(Records about charts and figures)
_ _ _ _ _ _ _
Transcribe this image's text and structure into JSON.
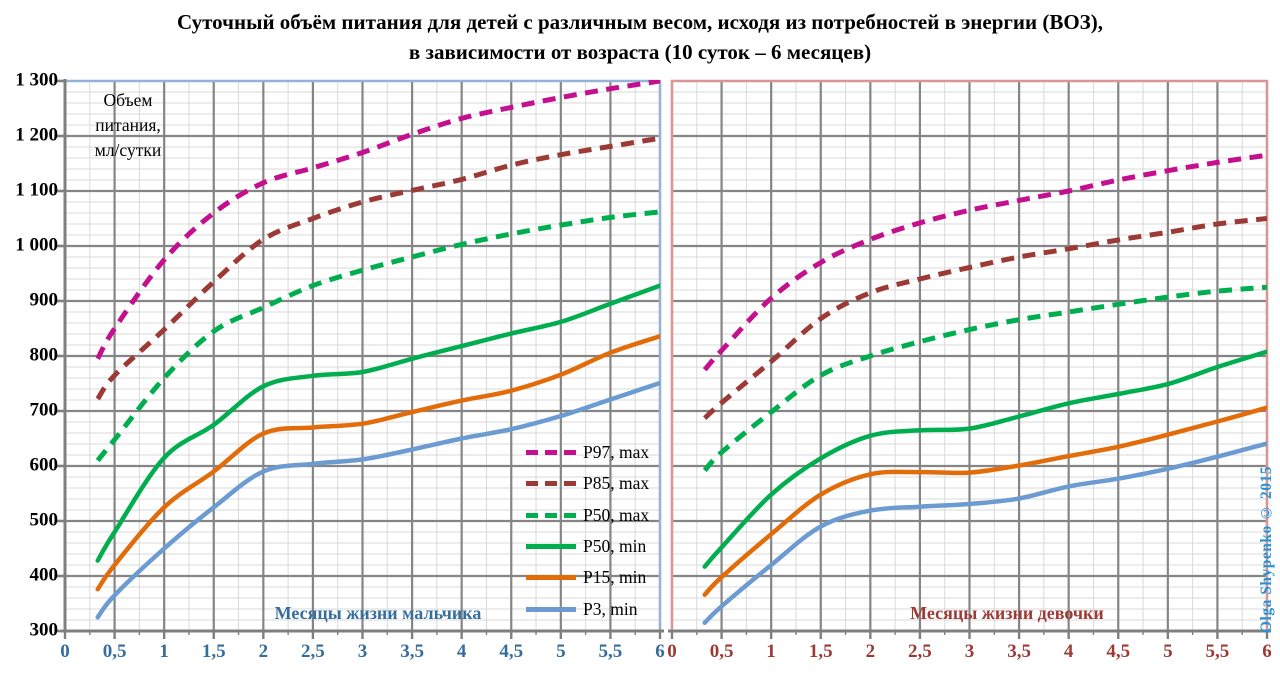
{
  "title": {
    "line1": "Суточный объём питания для детей с различным весом, исходя из потребностей в энергии (ВОЗ),",
    "line2": "в зависимости от возраста (10 суток – 6 месяцев)"
  },
  "y_axis": {
    "label_lines": [
      "Объем",
      "питания,",
      "мл/сутки"
    ],
    "tick_labels": [
      "1 300",
      "1 200",
      "1 100",
      "1 000",
      "900",
      "800",
      "700",
      "600",
      "500",
      "400",
      "300"
    ],
    "tick_values": [
      1300,
      1200,
      1100,
      1000,
      900,
      800,
      700,
      600,
      500,
      400,
      300
    ]
  },
  "x_axis": {
    "tick_labels": [
      "0",
      "0,5",
      "1",
      "1,5",
      "2",
      "2,5",
      "3",
      "3,5",
      "4",
      "4,5",
      "5",
      "5,5",
      "6"
    ],
    "tick_values": [
      0,
      0.5,
      1,
      1.5,
      2,
      2.5,
      3,
      3.5,
      4,
      4.5,
      5,
      5.5,
      6
    ]
  },
  "legend": {
    "items": [
      {
        "label": "P97, max",
        "color": "#C4108E",
        "dashed": true
      },
      {
        "label": "P85, max",
        "color": "#9C3A36",
        "dashed": true
      },
      {
        "label": "P50, max",
        "color": "#00AE50",
        "dashed": true
      },
      {
        "label": "P50, min",
        "color": "#00AE50",
        "dashed": false
      },
      {
        "label": "P15, min",
        "color": "#E36C0A",
        "dashed": false
      },
      {
        "label": "P3, min",
        "color": "#6C9BD2",
        "dashed": false
      }
    ]
  },
  "watermark": {
    "text": "Olga Shypenko © 2015",
    "color": "#2593D6"
  },
  "grid": {
    "minor_color": "#D9D9D9",
    "major_color": "#858585",
    "axis_color": "#7F7F7F"
  },
  "chart_data": [
    {
      "type": "line",
      "caption": "Месяцы жизни мальчика",
      "caption_color": "#356D9E",
      "x_label_color": "#356D9E",
      "border_color": "#95B3D7",
      "xlabel": "Месяцы жизни мальчика",
      "ylabel": "Объем питания, мл/сутки",
      "xlim": [
        0,
        6
      ],
      "ylim": [
        300,
        1300
      ],
      "x": [
        0.33,
        0.5,
        1,
        1.5,
        2,
        2.5,
        3,
        3.5,
        4,
        4.5,
        5,
        5.5,
        6
      ],
      "series": [
        {
          "name": "P97, max",
          "color": "#C4108E",
          "dashed": true,
          "values": [
            795,
            850,
            975,
            1060,
            1115,
            1142,
            1170,
            1203,
            1232,
            1252,
            1270,
            1286,
            1300
          ]
        },
        {
          "name": "P85, max",
          "color": "#9C3A36",
          "dashed": true,
          "values": [
            722,
            765,
            848,
            935,
            1012,
            1050,
            1080,
            1101,
            1121,
            1147,
            1166,
            1181,
            1196
          ]
        },
        {
          "name": "P50, max",
          "color": "#00AE50",
          "dashed": true,
          "values": [
            610,
            648,
            760,
            845,
            888,
            928,
            956,
            980,
            1003,
            1022,
            1038,
            1052,
            1062
          ]
        },
        {
          "name": "P50, min",
          "color": "#00AE50",
          "dashed": false,
          "values": [
            428,
            480,
            615,
            675,
            745,
            764,
            771,
            795,
            818,
            841,
            862,
            895,
            928
          ]
        },
        {
          "name": "P15, min",
          "color": "#E36C0A",
          "dashed": false,
          "values": [
            376,
            420,
            525,
            590,
            659,
            670,
            677,
            698,
            719,
            737,
            766,
            806,
            836
          ]
        },
        {
          "name": "P3, min",
          "color": "#6C9BD2",
          "dashed": false,
          "values": [
            325,
            365,
            450,
            525,
            590,
            604,
            612,
            630,
            650,
            667,
            691,
            721,
            751
          ]
        }
      ]
    },
    {
      "type": "line",
      "caption": "Месяцы жизни девочки",
      "caption_color": "#9C3A36",
      "x_label_color": "#9C3A36",
      "border_color": "#D99694",
      "xlabel": "Месяцы жизни девочки",
      "ylabel": "Объем питания, мл/сутки",
      "xlim": [
        0,
        6
      ],
      "ylim": [
        300,
        1300
      ],
      "x": [
        0.33,
        0.5,
        1,
        1.5,
        2,
        2.5,
        3,
        3.5,
        4,
        4.5,
        5,
        5.5,
        6
      ],
      "series": [
        {
          "name": "P97, max",
          "color": "#C4108E",
          "dashed": true,
          "values": [
            775,
            810,
            905,
            970,
            1012,
            1042,
            1065,
            1083,
            1100,
            1120,
            1137,
            1152,
            1165
          ]
        },
        {
          "name": "P85, max",
          "color": "#9C3A36",
          "dashed": true,
          "values": [
            687,
            715,
            790,
            868,
            915,
            940,
            961,
            980,
            995,
            1011,
            1025,
            1040,
            1050
          ]
        },
        {
          "name": "P50, max",
          "color": "#00AE50",
          "dashed": true,
          "values": [
            592,
            625,
            698,
            765,
            800,
            826,
            848,
            866,
            880,
            894,
            907,
            918,
            925
          ]
        },
        {
          "name": "P50, min",
          "color": "#00AE50",
          "dashed": false,
          "values": [
            417,
            452,
            548,
            614,
            655,
            665,
            668,
            690,
            714,
            731,
            749,
            780,
            808
          ]
        },
        {
          "name": "P15, min",
          "color": "#E36C0A",
          "dashed": false,
          "values": [
            366,
            398,
            476,
            548,
            585,
            589,
            588,
            601,
            618,
            635,
            657,
            681,
            706
          ]
        },
        {
          "name": "P3, min",
          "color": "#6C9BD2",
          "dashed": false,
          "values": [
            315,
            345,
            420,
            490,
            519,
            526,
            531,
            541,
            563,
            577,
            595,
            617,
            641
          ]
        }
      ]
    }
  ]
}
_ _ _ _ _ _ _
**Job:**
Count each line above in which the string "питания" appears, then state only the total.

**Correct response:**
4